[RECORD EXTRACTS start]

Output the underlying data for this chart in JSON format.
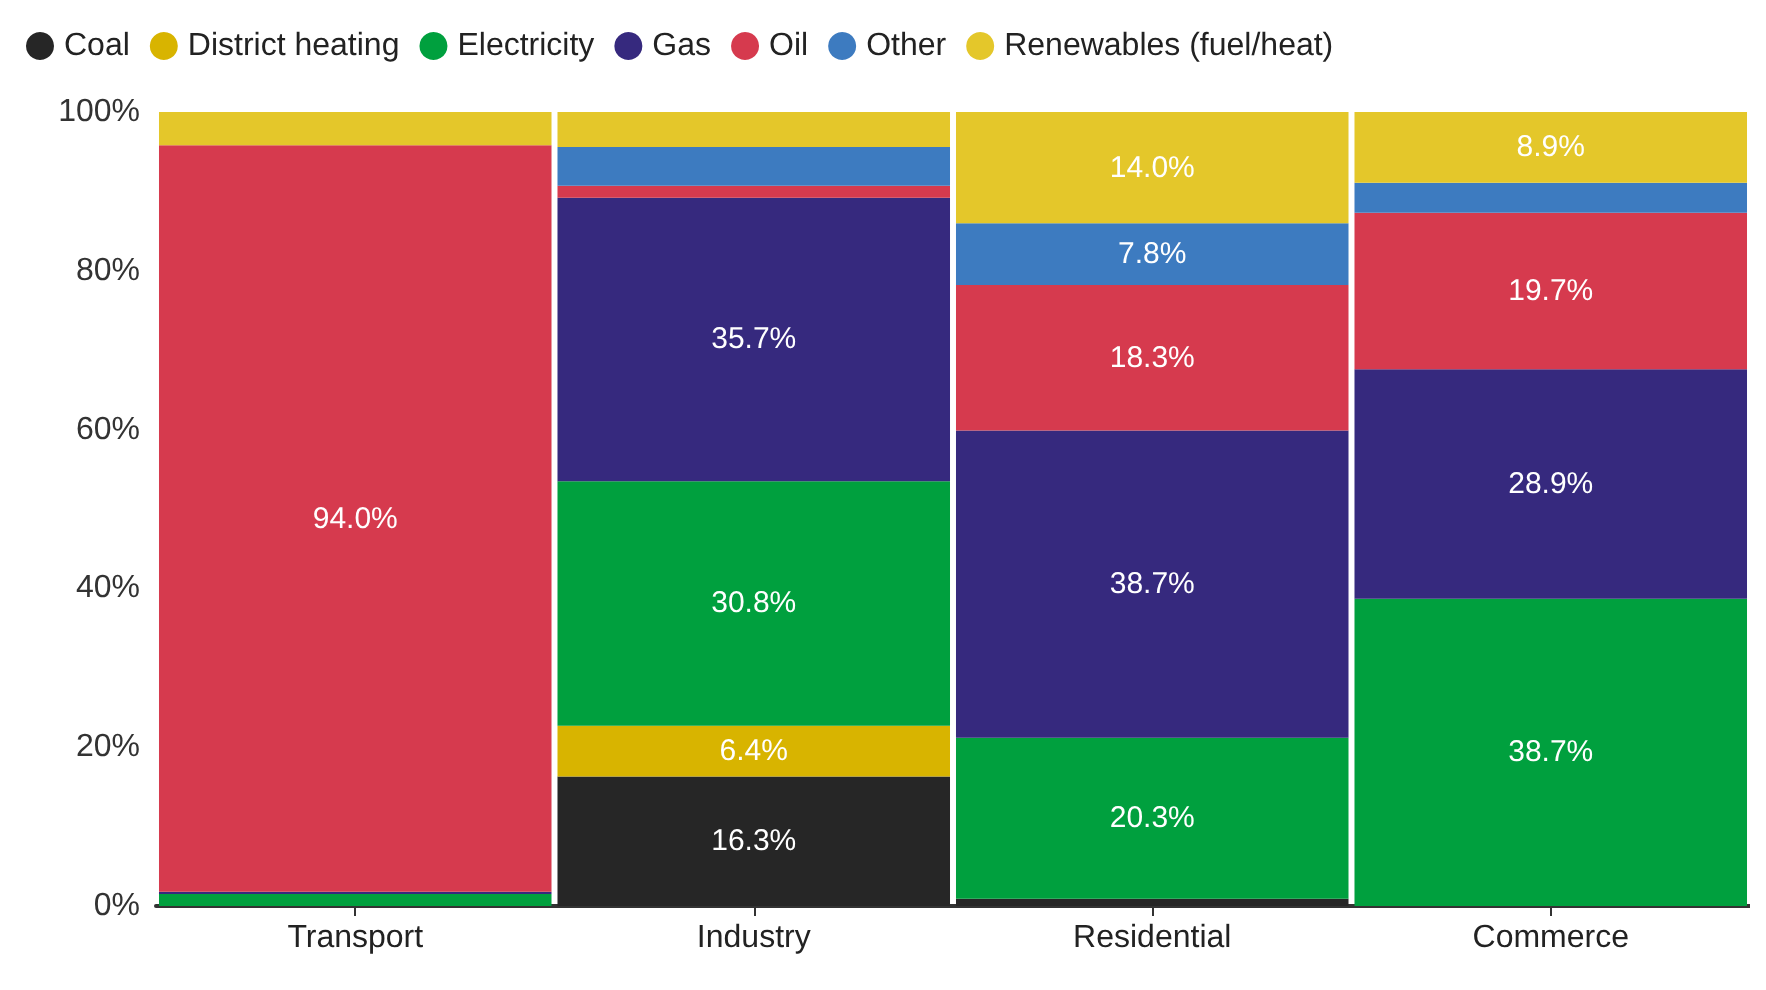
{
  "chart_data": {
    "type": "bar",
    "stacked": true,
    "categories": [
      "Transport",
      "Industry",
      "Residential",
      "Commerce"
    ],
    "series": [
      {
        "name": "Coal",
        "color": "#262626",
        "values": [
          0,
          16.3,
          0.9,
          0
        ],
        "value_labels": [
          null,
          "16.3%",
          null,
          null
        ]
      },
      {
        "name": "District heating",
        "color": "#d8b400",
        "values": [
          0,
          6.4,
          0,
          0
        ],
        "value_labels": [
          null,
          "6.4%",
          null,
          null
        ]
      },
      {
        "name": "Electricity",
        "color": "#00a03e",
        "values": [
          1.5,
          30.8,
          20.3,
          38.7
        ],
        "value_labels": [
          null,
          "30.8%",
          "20.3%",
          "38.7%"
        ]
      },
      {
        "name": "Gas",
        "color": "#36297e",
        "values": [
          0.3,
          35.7,
          38.7,
          28.9
        ],
        "value_labels": [
          null,
          "35.7%",
          "38.7%",
          "28.9%"
        ]
      },
      {
        "name": "Oil",
        "color": "#d63a4e",
        "values": [
          94.0,
          1.5,
          18.3,
          19.7
        ],
        "value_labels": [
          "94.0%",
          null,
          "18.3%",
          "19.7%"
        ]
      },
      {
        "name": "Other",
        "color": "#3d7bc0",
        "values": [
          0,
          4.9,
          7.8,
          3.8
        ],
        "value_labels": [
          null,
          null,
          "7.8%",
          null
        ]
      },
      {
        "name": "Renewables (fuel/heat)",
        "color": "#e4c72a",
        "values": [
          4.2,
          4.4,
          14.0,
          8.9
        ],
        "value_labels": [
          null,
          null,
          "14.0%",
          "8.9%"
        ]
      }
    ],
    "ylim": [
      0,
      100
    ],
    "yticks": [
      {
        "value": 0,
        "label": "0%"
      },
      {
        "value": 20,
        "label": "20%"
      },
      {
        "value": 40,
        "label": "40%"
      },
      {
        "value": 60,
        "label": "60%"
      },
      {
        "value": 80,
        "label": "80%"
      },
      {
        "value": 100,
        "label": "100%"
      }
    ],
    "grid": false,
    "legend": "top left"
  }
}
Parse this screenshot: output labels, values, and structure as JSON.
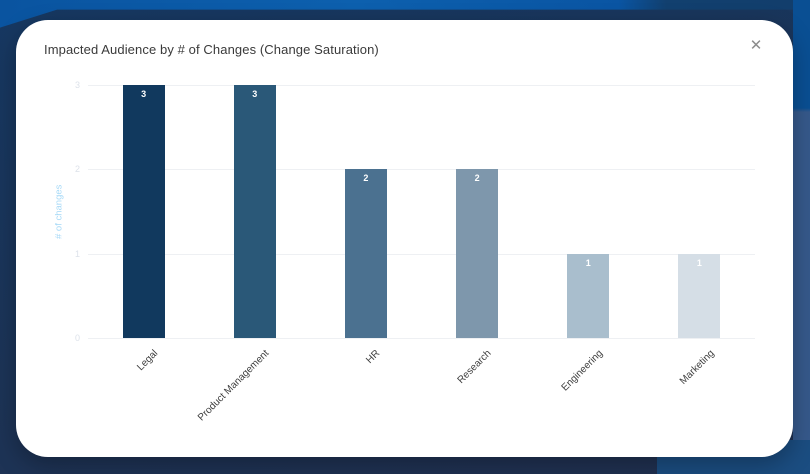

[RECORD EXTRACTS end]

• **WHAT IS REQUIRED**:
Filter out every line that lacks the word "this", and copy the rest.

• **ANSWER BELOW**:
Output the underlying data for this chart in JSON format.
Parse this screenshot: output labels, values, and structure as JSON.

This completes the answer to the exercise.